[Collection entries]
________________
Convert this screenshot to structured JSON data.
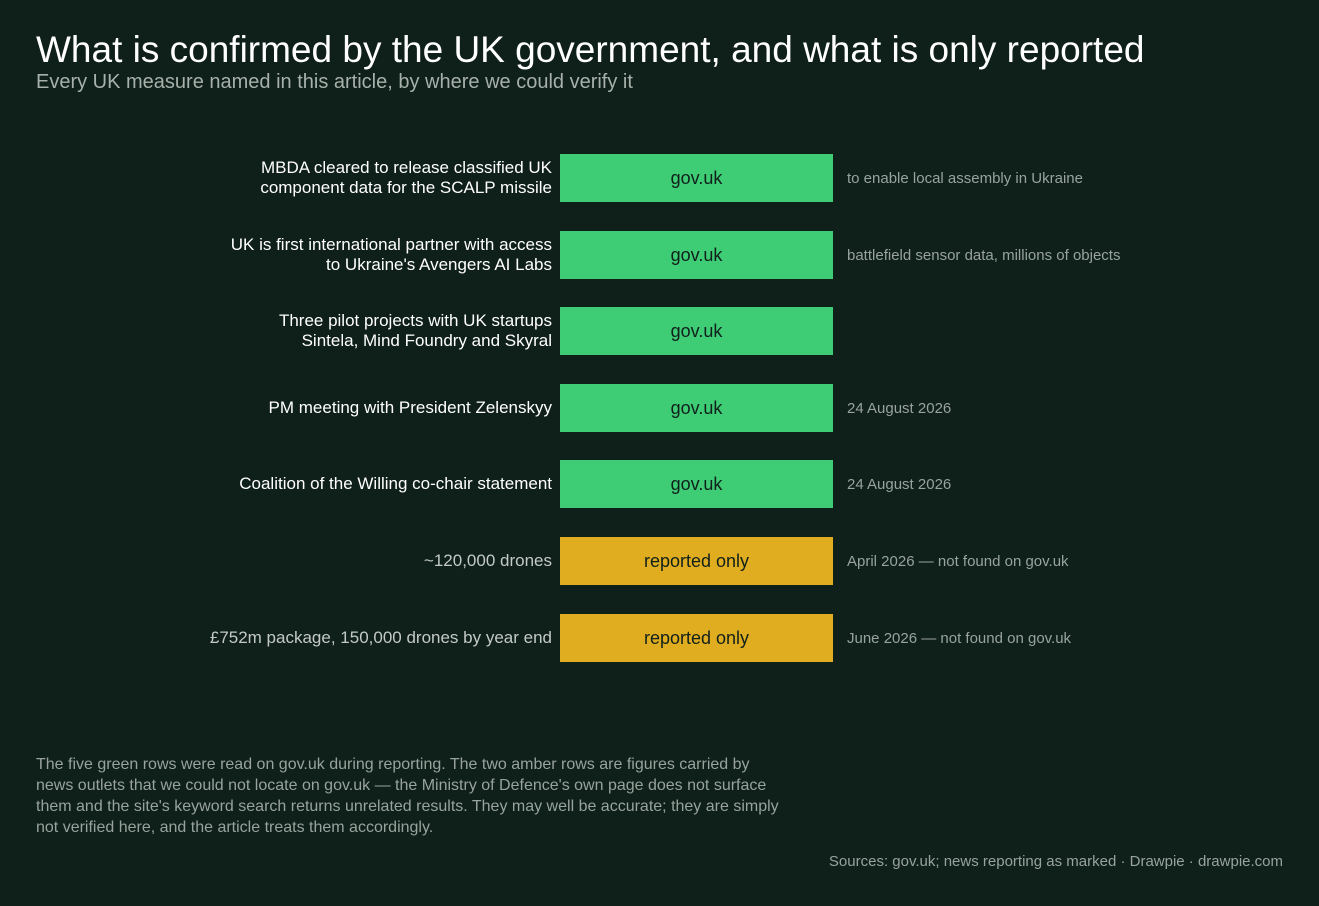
{
  "title": "What is confirmed by the UK government, and what is only reported",
  "subtitle": "Every UK measure named in this article, by where we could verify it",
  "colors": {
    "background": "#0f1f1a",
    "confirmed": "#3ecc75",
    "reported": "#e1ad20"
  },
  "chart_data": {
    "type": "table",
    "columns": [
      "measure",
      "status",
      "note"
    ],
    "rows": [
      {
        "measure": "MBDA cleared to release classified UK\ncomponent data for the SCALP missile",
        "status": "gov.uk",
        "category": "confirmed",
        "note": "to enable local assembly in Ukraine"
      },
      {
        "measure": "UK is first international partner with access\nto Ukraine's Avengers AI Labs",
        "status": "gov.uk",
        "category": "confirmed",
        "note": "battlefield sensor data, millions of objects"
      },
      {
        "measure": "Three pilot projects with UK startups\nSintela, Mind Foundry and Skyral",
        "status": "gov.uk",
        "category": "confirmed",
        "note": ""
      },
      {
        "measure": "PM meeting with President Zelenskyy",
        "status": "gov.uk",
        "category": "confirmed",
        "note": "24 August 2026"
      },
      {
        "measure": "Coalition of the Willing co-chair statement",
        "status": "gov.uk",
        "category": "confirmed",
        "note": "24 August 2026"
      },
      {
        "measure": "~120,000 drones",
        "status": "reported only",
        "category": "reported",
        "note": "April 2026 — not found on gov.uk"
      },
      {
        "measure": "£752m package, 150,000 drones by year end",
        "status": "reported only",
        "category": "reported",
        "note": "June 2026 — not found on gov.uk"
      }
    ]
  },
  "footnote": "The five green rows were read on gov.uk during reporting. The two amber rows are figures carried by news outlets that we could not locate on gov.uk — the Ministry of Defence's own page does not surface them and the site's keyword search returns unrelated results. They may well be accurate; they are simply not verified here, and the article treats them accordingly.",
  "sources": "Sources: gov.uk; news reporting as marked  ·  Drawpie · drawpie.com"
}
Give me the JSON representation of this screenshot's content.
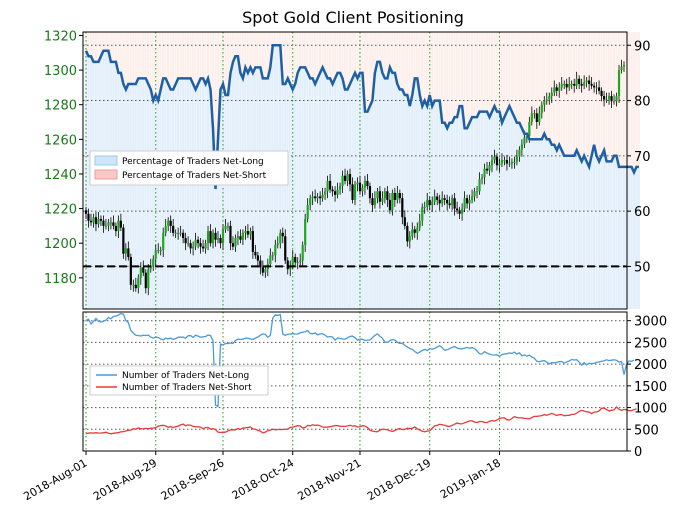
________________
Scan the entries above. Copy each line that has the string "rows".

Problem solution:
    "rows": [
  "footnote": "The five green rows were read on gov.uk during reporting. The two amber rows are figures carried by news outlets that we could not locate on gov.uk — the Ministry of Defence's own page does not surface them and the site's keyword search returns unrelated results. They may well be accurate; they are simply not verified here, and the article treats them accordingly.",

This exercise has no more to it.